(Dataset items)
Segment Open

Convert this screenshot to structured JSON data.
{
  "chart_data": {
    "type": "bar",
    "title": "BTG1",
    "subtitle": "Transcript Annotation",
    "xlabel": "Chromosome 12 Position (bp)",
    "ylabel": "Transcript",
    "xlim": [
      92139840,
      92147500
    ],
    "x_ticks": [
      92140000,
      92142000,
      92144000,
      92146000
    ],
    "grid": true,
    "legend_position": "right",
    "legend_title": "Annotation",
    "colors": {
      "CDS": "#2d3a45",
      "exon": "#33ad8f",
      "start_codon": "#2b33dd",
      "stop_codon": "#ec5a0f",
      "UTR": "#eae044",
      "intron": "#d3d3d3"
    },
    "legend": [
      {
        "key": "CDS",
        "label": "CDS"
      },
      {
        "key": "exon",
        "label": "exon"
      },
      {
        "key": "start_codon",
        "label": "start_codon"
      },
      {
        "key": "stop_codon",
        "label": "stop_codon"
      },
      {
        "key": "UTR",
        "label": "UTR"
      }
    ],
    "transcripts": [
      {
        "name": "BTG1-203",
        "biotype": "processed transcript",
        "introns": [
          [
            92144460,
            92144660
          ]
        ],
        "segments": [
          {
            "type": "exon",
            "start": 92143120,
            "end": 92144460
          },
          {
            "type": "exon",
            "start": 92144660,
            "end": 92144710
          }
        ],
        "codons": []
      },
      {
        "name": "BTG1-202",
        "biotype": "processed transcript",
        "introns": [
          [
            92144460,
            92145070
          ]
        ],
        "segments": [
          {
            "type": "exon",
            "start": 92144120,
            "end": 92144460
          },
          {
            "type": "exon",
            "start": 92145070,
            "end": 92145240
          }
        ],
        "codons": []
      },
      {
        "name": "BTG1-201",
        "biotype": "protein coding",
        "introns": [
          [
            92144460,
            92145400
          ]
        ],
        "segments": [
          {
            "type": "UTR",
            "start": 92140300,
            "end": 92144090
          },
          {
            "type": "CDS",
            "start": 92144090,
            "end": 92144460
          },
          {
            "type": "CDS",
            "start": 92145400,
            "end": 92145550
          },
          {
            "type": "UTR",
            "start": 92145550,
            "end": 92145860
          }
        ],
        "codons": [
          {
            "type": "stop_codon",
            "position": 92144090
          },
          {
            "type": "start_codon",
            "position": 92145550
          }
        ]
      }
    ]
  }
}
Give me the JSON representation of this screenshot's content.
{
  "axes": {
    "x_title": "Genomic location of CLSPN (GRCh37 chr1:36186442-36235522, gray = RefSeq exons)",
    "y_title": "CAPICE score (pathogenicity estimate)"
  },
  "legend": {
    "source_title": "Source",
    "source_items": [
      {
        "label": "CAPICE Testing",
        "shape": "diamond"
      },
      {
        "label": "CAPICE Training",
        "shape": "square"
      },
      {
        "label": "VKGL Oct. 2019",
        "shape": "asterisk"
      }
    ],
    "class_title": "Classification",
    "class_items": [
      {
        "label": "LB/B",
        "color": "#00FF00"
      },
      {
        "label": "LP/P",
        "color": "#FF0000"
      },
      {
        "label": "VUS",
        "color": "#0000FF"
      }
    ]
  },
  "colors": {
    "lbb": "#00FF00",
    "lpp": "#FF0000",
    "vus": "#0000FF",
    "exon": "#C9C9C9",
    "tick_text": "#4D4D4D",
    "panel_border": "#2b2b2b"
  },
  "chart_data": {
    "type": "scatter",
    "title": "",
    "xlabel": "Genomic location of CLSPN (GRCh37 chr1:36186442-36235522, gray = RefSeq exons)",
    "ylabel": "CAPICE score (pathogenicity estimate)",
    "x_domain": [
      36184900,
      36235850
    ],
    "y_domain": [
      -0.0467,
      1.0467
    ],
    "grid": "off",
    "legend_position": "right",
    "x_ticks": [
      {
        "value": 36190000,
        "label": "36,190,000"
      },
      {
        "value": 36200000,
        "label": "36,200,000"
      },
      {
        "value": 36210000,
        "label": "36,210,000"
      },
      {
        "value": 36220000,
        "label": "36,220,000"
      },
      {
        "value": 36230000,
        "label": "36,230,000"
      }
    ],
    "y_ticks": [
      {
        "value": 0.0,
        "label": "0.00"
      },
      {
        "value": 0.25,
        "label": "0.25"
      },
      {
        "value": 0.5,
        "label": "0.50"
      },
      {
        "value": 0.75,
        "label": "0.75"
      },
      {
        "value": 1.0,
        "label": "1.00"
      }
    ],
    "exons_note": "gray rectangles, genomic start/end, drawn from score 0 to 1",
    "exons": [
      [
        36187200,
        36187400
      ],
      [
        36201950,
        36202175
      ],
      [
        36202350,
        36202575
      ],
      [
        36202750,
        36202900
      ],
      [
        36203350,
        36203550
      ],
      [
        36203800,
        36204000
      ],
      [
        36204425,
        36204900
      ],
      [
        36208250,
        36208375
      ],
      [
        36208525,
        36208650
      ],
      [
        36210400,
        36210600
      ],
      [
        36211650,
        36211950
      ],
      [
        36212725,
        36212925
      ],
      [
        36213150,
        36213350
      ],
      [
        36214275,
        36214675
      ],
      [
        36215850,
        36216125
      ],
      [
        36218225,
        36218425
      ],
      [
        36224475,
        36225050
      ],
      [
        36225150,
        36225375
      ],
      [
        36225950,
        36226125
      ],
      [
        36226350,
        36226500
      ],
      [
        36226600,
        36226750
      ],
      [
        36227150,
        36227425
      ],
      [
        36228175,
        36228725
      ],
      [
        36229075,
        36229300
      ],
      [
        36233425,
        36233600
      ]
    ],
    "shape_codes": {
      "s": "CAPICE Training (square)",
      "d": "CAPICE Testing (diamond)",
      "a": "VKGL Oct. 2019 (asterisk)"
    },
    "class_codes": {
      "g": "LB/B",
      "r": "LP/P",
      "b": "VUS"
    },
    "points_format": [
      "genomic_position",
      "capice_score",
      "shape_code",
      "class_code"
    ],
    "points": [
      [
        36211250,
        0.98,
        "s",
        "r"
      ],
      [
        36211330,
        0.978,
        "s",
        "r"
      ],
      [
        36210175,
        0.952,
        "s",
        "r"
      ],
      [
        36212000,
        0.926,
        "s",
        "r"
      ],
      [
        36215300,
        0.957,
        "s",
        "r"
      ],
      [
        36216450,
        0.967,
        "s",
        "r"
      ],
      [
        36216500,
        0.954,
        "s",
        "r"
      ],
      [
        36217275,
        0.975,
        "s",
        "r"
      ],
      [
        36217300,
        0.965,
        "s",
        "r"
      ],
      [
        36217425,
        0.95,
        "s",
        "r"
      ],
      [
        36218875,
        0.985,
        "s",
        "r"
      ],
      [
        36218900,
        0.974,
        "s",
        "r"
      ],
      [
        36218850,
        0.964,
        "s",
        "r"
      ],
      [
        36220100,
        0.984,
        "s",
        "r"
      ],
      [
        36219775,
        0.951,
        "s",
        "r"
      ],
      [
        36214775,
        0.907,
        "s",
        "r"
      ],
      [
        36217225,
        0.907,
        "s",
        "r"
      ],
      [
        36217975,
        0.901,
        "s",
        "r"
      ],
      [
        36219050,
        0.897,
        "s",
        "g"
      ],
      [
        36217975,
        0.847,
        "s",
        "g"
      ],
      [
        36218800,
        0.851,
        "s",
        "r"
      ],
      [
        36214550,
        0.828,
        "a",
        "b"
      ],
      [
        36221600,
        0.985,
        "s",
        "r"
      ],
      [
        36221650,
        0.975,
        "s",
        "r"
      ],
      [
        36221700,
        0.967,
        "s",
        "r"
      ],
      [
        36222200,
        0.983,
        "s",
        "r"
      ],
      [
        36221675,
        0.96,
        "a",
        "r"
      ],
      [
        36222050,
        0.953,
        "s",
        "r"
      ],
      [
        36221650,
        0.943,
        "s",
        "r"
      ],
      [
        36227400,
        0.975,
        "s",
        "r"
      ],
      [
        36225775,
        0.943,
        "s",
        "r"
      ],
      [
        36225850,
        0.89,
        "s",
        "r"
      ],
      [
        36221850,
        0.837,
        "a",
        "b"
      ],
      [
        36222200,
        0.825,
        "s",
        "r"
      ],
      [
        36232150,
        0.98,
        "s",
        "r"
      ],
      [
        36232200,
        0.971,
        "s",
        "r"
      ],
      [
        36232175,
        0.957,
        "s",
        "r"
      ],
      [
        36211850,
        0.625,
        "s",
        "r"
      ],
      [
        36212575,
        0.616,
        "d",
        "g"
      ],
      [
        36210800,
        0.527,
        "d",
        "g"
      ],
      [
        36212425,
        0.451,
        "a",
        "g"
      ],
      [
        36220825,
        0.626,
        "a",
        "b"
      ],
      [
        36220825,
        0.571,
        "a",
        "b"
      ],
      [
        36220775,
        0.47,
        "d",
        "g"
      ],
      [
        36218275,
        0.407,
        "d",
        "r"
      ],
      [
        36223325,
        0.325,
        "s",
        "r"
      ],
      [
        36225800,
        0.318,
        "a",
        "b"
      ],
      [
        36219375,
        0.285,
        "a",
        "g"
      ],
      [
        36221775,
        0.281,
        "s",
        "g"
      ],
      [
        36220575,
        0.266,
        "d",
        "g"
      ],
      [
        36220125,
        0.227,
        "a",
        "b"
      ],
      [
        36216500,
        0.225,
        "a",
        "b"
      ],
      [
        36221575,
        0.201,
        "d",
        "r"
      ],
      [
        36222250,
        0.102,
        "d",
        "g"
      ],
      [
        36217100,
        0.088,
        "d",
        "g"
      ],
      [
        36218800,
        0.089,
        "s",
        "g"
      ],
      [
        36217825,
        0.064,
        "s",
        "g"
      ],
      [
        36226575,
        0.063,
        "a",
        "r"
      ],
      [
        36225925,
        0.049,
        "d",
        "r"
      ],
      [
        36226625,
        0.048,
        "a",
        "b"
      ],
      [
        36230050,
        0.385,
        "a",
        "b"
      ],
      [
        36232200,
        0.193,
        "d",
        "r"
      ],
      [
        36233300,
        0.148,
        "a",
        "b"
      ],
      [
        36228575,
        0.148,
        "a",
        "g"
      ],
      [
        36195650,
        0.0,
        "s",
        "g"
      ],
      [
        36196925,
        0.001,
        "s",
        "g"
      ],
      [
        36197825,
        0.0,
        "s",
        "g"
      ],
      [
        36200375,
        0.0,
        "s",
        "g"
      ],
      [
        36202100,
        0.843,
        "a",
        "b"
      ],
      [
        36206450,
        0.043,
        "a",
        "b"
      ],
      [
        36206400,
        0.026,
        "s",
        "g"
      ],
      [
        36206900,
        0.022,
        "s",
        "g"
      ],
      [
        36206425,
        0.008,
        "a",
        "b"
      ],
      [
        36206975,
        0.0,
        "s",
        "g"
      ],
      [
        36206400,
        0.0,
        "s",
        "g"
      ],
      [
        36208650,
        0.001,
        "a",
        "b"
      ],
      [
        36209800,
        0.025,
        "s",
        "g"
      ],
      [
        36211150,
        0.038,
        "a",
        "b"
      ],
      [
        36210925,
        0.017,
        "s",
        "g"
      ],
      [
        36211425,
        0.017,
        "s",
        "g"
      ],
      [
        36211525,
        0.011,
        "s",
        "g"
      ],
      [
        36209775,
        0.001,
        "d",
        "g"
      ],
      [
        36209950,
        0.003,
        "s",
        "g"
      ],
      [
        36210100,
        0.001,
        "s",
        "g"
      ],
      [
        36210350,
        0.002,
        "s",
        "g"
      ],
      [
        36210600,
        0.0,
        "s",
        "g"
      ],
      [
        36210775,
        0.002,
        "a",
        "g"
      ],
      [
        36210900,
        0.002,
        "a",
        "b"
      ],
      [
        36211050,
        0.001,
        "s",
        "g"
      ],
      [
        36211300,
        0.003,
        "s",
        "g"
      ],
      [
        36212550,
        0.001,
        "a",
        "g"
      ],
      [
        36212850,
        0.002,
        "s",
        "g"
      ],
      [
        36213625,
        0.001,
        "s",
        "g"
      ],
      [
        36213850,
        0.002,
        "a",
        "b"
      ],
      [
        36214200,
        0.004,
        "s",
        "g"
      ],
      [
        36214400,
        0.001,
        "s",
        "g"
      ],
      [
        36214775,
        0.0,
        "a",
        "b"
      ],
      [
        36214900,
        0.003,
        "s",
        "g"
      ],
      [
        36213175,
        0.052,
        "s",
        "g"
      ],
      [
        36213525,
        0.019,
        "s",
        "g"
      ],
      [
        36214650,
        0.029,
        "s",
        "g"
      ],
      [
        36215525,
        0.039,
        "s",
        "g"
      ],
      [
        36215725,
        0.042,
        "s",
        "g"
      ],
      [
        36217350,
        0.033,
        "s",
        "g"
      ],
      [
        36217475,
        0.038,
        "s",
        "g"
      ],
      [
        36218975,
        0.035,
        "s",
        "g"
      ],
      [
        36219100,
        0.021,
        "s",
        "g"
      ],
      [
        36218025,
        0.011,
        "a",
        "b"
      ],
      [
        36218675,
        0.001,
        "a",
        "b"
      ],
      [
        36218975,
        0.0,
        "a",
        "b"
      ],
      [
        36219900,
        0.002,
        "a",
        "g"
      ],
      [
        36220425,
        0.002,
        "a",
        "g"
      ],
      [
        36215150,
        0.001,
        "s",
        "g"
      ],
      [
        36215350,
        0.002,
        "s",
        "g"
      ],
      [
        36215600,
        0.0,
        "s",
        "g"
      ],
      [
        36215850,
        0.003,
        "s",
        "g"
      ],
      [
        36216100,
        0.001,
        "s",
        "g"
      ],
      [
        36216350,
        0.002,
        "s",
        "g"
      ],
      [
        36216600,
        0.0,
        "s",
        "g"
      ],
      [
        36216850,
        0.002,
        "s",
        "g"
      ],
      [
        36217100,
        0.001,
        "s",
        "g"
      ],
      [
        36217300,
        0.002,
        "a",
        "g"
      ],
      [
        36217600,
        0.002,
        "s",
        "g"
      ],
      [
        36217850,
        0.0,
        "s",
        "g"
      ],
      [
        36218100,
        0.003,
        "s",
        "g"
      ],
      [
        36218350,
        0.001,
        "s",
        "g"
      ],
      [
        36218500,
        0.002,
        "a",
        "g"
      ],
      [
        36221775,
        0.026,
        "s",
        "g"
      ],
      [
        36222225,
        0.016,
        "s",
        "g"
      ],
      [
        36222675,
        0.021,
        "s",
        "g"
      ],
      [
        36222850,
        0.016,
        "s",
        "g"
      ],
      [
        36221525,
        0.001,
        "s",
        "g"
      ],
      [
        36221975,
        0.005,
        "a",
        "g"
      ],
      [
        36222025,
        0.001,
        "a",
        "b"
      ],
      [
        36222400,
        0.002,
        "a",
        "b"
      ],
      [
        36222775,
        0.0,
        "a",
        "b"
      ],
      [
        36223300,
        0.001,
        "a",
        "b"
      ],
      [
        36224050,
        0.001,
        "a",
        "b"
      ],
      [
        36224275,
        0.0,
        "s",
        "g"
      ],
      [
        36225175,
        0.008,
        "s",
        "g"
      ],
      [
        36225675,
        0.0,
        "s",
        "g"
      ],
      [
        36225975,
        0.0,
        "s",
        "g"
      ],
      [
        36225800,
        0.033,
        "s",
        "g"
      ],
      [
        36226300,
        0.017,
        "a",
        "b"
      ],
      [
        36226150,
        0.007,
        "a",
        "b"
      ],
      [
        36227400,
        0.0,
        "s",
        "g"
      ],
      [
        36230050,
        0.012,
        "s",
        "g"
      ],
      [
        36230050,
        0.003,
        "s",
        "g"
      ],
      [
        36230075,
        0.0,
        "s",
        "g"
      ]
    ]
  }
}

Segment Closed

• _Work order_
Among the records above, how many lines contain the word "JSON"? Answer with the number by itself.

• _Written response_
2